→ **Text shown**:
On this forum, I guess we would word it like this "The employee mindset is disempowering." But I have a bias here (I'm an entrepreneur, so I want to defend the in-group). I work hard on thinking clearly, but I can be a victim of ideologies/twitter BS like everyone else 🙂

Given how the percentage of employees is (estimation) at least 10:1 to employers... the idea of being an employee must have some merit!

So what's the problem with the employee mindset: Well, that benevolent figure that gives just rewards doesn't exist in adults. Only children get to experience it with their parents and teachers. In a way, wanting to be an employee is wanting to continue a period of your life that should have concluded: it's arrested development.

Children have little agency, little power. Adults who take a job want to continue that (abusive) relationship because that's all they know (a false sense of security in what's known!).

Is it safe to assume that employees are less well-developed than anyone who is independent (an entrepreneur)?

I know I have a bias because I'm one. And I hate that this narrative makes me look at the world in black and white, entrepreneur vs employee mindset. This line in the sand is infantile too, 'we entrepreneurs are the good guys'.

The line doesn't imply success. You can be an unsuccessful entrepreneur and you still get my respect. a freelancer with a good mailing list and reputation, even if struggling to make ends meet, has more independence than a corporate drone. So this is not about success (standard version, society-approved 'house with a picket fence'): it's about freedom.

Counterargument: employees with lots of job security

The most extreme example I know is gov workers in Spain, 'funcionarios'. They are so unfireable that they have to do next to nothing. Performing well is actually a de-merit: it could damage your friendship with coworkers because you would make them look bad.

Data items:
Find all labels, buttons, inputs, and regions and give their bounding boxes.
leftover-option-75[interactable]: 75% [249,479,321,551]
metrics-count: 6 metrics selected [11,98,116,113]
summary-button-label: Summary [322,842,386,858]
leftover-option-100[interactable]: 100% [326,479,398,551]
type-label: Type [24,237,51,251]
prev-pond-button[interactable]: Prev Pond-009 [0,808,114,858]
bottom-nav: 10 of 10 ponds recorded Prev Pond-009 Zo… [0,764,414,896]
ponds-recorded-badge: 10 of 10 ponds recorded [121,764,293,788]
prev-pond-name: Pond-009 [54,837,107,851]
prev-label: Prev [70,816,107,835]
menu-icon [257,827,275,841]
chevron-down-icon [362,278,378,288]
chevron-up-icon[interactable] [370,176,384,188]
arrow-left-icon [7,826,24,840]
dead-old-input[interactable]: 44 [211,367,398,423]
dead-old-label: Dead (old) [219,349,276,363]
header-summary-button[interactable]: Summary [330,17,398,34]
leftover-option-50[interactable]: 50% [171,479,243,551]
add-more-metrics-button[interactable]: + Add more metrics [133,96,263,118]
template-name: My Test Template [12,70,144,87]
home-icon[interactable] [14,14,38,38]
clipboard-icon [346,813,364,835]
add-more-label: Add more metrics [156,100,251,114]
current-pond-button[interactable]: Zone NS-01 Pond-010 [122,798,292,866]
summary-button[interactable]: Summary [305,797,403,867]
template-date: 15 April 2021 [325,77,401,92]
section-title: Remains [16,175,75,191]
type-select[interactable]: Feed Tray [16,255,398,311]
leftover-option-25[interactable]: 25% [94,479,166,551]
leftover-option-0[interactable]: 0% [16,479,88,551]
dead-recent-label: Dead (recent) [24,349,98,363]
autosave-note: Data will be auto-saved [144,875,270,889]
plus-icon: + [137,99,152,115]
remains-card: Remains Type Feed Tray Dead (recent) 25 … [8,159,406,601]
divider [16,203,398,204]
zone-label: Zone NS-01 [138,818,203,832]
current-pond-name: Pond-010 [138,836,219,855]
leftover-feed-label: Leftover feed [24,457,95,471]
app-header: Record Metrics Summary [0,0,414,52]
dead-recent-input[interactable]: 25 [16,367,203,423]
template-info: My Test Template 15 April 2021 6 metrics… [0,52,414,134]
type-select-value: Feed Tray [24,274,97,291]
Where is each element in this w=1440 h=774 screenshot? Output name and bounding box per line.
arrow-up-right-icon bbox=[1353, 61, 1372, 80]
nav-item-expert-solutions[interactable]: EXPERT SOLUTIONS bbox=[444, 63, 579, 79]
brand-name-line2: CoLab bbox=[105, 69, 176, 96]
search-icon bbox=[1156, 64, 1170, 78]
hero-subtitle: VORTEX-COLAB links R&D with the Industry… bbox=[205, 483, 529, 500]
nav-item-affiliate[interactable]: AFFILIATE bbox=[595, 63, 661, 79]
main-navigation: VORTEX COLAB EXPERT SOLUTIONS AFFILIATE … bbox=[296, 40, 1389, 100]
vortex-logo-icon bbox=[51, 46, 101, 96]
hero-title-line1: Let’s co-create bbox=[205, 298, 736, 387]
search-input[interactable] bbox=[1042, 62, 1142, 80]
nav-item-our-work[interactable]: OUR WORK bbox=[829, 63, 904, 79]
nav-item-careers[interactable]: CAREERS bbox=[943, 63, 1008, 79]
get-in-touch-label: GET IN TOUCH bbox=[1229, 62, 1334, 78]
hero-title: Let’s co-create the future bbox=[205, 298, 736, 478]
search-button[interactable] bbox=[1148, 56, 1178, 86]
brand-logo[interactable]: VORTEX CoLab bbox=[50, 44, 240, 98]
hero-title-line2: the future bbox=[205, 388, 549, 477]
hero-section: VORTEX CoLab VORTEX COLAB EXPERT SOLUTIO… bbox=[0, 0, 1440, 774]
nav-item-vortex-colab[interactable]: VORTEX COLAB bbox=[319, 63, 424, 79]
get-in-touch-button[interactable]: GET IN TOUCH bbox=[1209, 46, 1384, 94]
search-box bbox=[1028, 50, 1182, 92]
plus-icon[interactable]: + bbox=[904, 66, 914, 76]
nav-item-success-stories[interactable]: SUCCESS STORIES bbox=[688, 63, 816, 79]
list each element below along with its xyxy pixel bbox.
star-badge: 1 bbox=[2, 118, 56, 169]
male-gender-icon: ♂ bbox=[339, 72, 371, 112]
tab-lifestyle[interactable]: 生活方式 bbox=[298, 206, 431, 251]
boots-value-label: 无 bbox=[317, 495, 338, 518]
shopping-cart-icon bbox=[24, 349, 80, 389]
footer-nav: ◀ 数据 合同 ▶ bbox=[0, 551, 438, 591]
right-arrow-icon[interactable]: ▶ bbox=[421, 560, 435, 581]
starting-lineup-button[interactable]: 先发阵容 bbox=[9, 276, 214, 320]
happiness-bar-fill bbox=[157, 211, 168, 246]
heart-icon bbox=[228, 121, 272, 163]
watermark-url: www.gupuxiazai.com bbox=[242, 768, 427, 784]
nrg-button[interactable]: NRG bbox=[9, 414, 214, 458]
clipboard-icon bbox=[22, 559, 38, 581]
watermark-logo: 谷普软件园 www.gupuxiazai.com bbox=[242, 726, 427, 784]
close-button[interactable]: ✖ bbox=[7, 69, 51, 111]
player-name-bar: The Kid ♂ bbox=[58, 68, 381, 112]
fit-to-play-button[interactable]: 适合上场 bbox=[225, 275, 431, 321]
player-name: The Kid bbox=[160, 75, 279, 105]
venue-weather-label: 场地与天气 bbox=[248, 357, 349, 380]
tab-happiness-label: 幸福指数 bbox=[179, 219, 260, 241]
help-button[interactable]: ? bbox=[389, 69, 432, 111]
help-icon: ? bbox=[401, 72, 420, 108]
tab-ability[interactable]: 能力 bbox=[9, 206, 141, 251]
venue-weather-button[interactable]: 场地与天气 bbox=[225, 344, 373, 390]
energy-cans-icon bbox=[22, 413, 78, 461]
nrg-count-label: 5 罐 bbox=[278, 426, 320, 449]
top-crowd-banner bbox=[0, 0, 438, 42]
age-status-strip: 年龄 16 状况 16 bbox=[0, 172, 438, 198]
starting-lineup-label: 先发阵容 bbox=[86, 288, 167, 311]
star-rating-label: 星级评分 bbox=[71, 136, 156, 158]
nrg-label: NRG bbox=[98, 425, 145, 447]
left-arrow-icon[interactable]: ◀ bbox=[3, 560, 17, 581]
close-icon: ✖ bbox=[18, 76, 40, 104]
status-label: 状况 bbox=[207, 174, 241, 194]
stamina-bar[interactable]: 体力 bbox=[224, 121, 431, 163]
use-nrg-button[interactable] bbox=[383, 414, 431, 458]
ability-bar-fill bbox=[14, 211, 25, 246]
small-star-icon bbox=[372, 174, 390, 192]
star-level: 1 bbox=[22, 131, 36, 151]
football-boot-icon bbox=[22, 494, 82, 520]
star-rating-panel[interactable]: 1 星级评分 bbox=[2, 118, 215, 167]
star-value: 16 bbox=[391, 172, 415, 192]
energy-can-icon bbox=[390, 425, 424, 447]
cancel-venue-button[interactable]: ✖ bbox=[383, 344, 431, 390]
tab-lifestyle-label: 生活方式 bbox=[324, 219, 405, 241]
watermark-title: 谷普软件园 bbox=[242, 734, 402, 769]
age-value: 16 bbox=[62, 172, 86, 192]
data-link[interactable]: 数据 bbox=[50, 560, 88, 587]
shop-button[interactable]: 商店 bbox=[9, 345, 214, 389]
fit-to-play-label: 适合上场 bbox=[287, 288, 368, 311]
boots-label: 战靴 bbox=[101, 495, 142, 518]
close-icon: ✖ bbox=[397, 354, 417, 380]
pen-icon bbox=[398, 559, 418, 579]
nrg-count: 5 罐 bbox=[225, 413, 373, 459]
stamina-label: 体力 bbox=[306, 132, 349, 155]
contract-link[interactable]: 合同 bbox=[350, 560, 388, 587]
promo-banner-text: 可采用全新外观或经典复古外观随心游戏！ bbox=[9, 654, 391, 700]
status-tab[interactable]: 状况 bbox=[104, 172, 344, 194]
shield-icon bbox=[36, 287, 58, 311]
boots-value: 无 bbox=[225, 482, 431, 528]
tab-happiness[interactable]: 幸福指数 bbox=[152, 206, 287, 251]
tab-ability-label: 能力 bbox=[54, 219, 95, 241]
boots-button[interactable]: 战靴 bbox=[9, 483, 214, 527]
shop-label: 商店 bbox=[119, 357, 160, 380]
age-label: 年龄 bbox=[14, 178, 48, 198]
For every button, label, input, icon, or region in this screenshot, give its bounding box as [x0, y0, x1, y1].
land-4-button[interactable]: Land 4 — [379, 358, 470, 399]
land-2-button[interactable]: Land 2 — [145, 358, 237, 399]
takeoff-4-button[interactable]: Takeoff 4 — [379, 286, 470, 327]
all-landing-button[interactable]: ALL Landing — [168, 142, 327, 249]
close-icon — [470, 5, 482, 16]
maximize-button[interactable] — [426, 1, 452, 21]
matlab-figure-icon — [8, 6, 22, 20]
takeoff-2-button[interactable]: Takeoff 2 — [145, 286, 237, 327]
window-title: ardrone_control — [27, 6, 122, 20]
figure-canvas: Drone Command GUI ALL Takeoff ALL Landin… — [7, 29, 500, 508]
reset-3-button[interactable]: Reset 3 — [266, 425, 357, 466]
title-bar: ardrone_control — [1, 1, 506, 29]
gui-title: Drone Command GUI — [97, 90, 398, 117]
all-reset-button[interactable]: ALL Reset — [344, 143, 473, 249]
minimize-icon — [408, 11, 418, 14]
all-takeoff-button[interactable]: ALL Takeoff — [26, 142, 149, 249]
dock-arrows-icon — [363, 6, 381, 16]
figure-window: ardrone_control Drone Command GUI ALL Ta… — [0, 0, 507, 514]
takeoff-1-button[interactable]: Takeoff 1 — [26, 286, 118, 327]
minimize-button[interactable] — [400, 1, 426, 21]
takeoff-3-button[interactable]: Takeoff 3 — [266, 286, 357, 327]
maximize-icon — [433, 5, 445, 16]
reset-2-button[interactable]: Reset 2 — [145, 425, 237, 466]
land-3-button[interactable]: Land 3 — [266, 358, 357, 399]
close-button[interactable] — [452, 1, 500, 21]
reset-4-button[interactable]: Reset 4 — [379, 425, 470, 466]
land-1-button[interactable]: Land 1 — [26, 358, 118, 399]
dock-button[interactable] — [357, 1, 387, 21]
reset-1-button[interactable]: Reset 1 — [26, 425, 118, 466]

→ **What is asked**:
1. According to the forum post on the employee mindset, what are government workers in Spain called?
2. Pick up the forum post on the employee mindset after its final sentence and carry it forward.

→ **Task results**:
1. 'Funcionarios'

2.
To a certain extent, this happens also in big companies, where you can 'hide under the table' without anybody noticing for weeks. In Germany, My ex girlfriend got promoted to a position where she had nothing to do for near 4 months. In Germany, you are unfireable because of the labor laws (after 6 month probation, it costs a fortune to fire someone).

These unfireable employees have loads of freedom. In fact, they enjoy:

  1. Long vacations where they are completely off. No thinking about work.
  2. No accountability whatsoever
  3. Freedom/power from having a predictable environment around you. You know your salary will come in next month, and the month after...

If you can survive the boredom and put your value as a person somewhere far from the work you do (not so easy!), getting one of these positions could be a shortcut to power/freedom.

In Europe, aiming at these 'safe jobs' is the goal of most of the population. Very few get there in Spain as it implies very competitive exams to get a gov job. In Germany, anyone working for a big corporation get a safe job.

Action: is this belief 'being an employee is disempowering' something I should remove from my thinking?

What do you think?

 

Lucio Buffalmano and John Freeman have reacted to this post.
Lucio BuffalmanoJohn Freeman

Hi leaderoffun!

There is a book that deals exactly about the kind of jobs you speak about in the second part of your post: Bullshit Jobs by David Graeber. Very funny reading.

On your question, my thought is that specific situations are too variable to define with one single category. There are some people who certainly have no (work) ambition, and that's ok. There are others who try to exploit the situation by doing the less they can and taking the more they can. And there are others still who are learning and growing, and in time come to see that in principle being an employee is going to limit their success.

Albeit that is not even always true, because there are also some very well-paid and well-respected employees.

But it is true of course that, as an employee, you will always have a ceiling and be at the mercy of your employer. While, as entrepreneur, the sky's the limit.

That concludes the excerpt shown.